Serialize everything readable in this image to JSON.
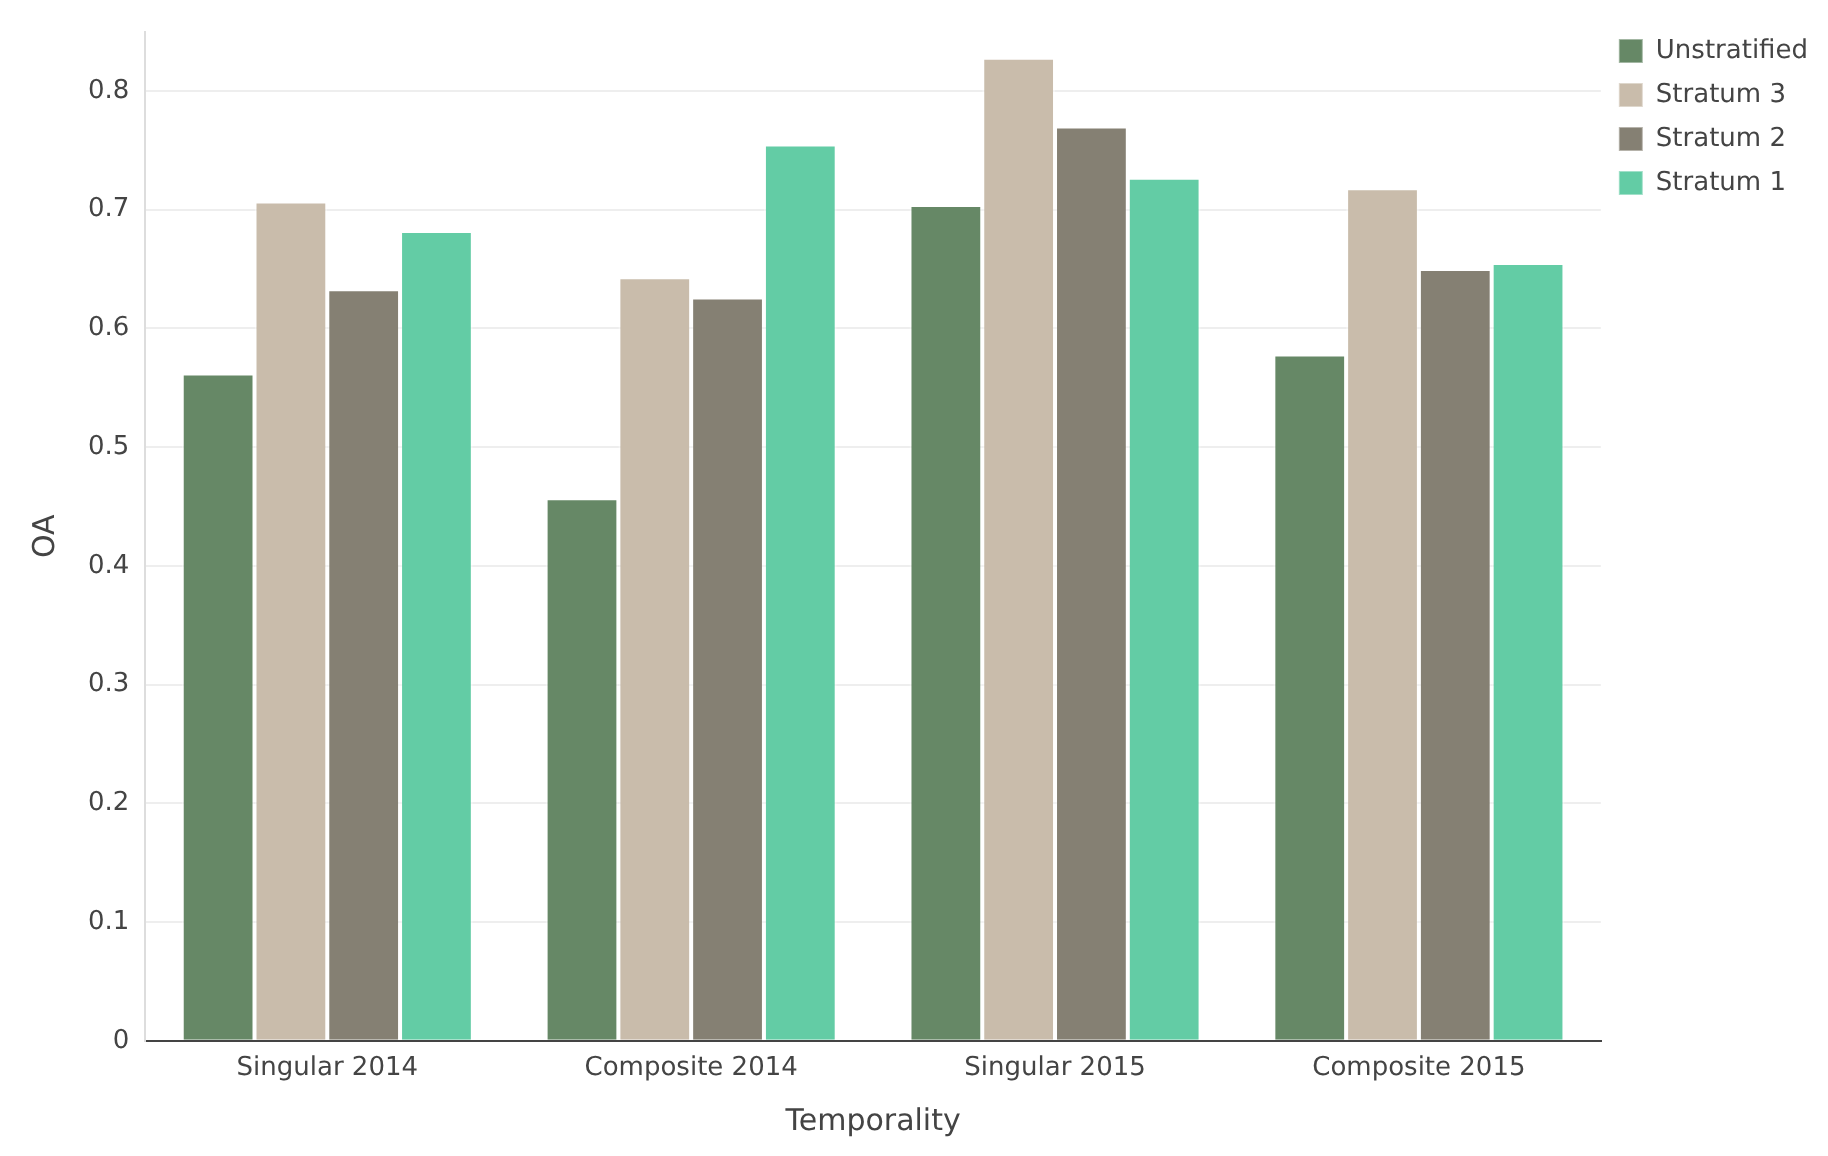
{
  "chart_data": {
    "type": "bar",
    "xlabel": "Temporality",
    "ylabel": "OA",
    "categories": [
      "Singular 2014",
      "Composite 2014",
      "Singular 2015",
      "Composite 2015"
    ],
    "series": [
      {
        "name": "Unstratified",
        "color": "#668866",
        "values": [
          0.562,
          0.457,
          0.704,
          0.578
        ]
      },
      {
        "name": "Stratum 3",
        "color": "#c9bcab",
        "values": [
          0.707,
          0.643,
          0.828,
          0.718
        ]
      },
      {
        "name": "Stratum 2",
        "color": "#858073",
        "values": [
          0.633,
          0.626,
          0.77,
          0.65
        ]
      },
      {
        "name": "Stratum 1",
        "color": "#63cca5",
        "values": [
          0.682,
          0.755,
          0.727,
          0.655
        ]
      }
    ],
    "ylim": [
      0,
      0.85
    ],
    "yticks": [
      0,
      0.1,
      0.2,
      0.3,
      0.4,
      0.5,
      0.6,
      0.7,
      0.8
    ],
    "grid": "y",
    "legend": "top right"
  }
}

• _Work to complete_: Pictures are excluded; output everything else in the data verbatim.

• _Exercise output_:
Serialize everything readable in this image to JSON.
{
  "chart_data": {
    "type": "bar",
    "xlabel": "Temporality",
    "ylabel": "OA",
    "categories": [
      "Singular 2014",
      "Composite 2014",
      "Singular 2015",
      "Composite 2015"
    ],
    "series": [
      {
        "name": "Unstratified",
        "color": "#668866",
        "values": [
          0.562,
          0.457,
          0.704,
          0.578
        ]
      },
      {
        "name": "Stratum 3",
        "color": "#c9bcab",
        "values": [
          0.707,
          0.643,
          0.828,
          0.718
        ]
      },
      {
        "name": "Stratum 2",
        "color": "#858073",
        "values": [
          0.633,
          0.626,
          0.77,
          0.65
        ]
      },
      {
        "name": "Stratum 1",
        "color": "#63cca5",
        "values": [
          0.682,
          0.755,
          0.727,
          0.655
        ]
      }
    ],
    "ylim": [
      0,
      0.85
    ],
    "yticks": [
      0,
      0.1,
      0.2,
      0.3,
      0.4,
      0.5,
      0.6,
      0.7,
      0.8
    ],
    "grid": "y",
    "legend": "top right"
  }
}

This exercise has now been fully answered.